## Work to complete
Extract every line that includes the string "this".

........

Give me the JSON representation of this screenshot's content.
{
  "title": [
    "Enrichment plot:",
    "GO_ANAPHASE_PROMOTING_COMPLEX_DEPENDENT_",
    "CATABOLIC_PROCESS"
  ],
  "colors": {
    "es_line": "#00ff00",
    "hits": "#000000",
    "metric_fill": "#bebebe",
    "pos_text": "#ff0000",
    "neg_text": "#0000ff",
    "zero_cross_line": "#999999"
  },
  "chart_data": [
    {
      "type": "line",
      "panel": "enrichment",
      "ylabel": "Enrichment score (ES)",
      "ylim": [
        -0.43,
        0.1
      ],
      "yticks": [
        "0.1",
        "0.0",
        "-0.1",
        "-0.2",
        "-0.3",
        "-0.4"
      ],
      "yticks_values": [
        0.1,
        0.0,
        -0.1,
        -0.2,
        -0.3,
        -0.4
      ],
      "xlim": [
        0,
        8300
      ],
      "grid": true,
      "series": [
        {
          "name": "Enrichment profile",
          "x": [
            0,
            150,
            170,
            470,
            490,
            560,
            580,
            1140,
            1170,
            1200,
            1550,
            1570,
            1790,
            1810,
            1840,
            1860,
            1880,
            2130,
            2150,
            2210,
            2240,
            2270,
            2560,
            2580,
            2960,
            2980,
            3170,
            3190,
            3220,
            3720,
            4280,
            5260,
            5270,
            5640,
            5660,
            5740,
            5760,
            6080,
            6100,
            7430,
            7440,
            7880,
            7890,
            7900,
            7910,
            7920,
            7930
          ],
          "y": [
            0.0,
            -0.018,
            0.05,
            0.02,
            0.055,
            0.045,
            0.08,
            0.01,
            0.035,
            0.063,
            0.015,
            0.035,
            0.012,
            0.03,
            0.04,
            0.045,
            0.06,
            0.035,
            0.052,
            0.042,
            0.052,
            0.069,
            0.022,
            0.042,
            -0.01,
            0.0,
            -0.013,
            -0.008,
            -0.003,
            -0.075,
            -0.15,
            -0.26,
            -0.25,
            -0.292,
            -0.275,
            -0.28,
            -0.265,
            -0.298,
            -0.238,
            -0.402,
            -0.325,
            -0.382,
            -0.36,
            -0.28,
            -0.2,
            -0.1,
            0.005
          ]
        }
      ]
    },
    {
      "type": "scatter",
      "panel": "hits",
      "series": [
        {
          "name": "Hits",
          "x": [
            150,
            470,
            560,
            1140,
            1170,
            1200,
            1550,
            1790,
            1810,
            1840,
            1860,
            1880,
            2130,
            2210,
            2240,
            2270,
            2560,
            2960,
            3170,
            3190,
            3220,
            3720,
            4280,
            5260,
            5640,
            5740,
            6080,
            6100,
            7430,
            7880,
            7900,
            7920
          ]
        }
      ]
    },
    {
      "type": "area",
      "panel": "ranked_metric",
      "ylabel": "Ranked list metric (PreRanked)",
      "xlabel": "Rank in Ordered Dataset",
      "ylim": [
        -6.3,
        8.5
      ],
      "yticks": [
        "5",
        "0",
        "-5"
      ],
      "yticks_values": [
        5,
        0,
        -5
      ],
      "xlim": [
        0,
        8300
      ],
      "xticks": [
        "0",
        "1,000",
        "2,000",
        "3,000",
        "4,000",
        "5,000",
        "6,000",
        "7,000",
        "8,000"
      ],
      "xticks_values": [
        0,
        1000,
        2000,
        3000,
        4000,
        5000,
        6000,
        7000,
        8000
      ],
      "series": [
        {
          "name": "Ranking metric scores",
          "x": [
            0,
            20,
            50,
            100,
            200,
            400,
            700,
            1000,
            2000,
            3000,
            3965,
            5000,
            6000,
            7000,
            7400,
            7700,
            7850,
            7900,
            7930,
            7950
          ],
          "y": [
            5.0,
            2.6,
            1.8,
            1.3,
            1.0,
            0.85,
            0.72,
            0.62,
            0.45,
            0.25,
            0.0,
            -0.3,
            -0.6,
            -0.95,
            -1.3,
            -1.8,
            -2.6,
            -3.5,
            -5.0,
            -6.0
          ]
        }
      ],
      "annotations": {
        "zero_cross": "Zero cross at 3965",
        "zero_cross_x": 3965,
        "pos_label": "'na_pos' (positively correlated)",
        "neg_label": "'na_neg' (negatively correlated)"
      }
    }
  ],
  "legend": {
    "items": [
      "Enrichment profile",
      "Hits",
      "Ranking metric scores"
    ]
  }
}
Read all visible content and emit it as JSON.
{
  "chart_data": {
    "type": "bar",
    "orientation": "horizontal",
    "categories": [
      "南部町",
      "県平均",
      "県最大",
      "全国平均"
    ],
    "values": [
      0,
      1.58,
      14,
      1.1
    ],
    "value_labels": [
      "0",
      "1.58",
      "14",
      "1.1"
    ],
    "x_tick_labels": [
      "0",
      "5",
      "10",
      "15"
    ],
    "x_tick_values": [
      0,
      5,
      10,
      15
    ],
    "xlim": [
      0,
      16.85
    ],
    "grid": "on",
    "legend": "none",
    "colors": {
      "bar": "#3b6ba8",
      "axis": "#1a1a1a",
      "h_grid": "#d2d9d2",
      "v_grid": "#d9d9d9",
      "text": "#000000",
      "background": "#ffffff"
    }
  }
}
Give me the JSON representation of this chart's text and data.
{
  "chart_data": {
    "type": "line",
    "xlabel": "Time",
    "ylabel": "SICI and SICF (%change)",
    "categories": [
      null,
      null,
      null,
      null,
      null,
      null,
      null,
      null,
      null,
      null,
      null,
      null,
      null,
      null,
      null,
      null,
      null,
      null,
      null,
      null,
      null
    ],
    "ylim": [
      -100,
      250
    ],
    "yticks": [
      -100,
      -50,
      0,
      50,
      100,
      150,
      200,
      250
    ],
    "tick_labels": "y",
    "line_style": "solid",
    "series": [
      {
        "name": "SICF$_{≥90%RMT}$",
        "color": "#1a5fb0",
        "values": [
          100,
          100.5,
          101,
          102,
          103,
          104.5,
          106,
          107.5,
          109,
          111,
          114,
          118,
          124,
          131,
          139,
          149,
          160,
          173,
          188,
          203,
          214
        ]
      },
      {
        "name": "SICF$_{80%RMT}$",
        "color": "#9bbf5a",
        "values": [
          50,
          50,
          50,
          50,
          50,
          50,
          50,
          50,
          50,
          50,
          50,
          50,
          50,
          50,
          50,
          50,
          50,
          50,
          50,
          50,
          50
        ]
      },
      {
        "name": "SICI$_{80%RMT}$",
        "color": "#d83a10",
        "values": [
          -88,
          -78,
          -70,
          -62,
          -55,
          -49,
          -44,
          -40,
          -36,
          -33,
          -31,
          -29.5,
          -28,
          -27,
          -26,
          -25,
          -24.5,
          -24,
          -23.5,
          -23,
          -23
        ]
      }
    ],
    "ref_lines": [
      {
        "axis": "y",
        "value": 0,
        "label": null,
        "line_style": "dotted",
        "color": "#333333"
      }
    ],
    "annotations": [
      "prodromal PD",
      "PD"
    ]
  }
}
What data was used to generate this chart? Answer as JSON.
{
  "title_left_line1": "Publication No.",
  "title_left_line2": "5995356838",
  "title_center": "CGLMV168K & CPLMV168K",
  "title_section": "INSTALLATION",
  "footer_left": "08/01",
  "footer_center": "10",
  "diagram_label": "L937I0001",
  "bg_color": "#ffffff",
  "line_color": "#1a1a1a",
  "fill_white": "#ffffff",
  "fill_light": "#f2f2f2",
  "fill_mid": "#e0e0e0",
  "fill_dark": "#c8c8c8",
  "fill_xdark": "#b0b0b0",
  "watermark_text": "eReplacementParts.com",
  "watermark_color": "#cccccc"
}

........

## Written answer
Give me the JSON representation of this screenshot's content.
Give me the JSON representation of this chart's text and data.
What data was used to generate this chart? Answer as JSON.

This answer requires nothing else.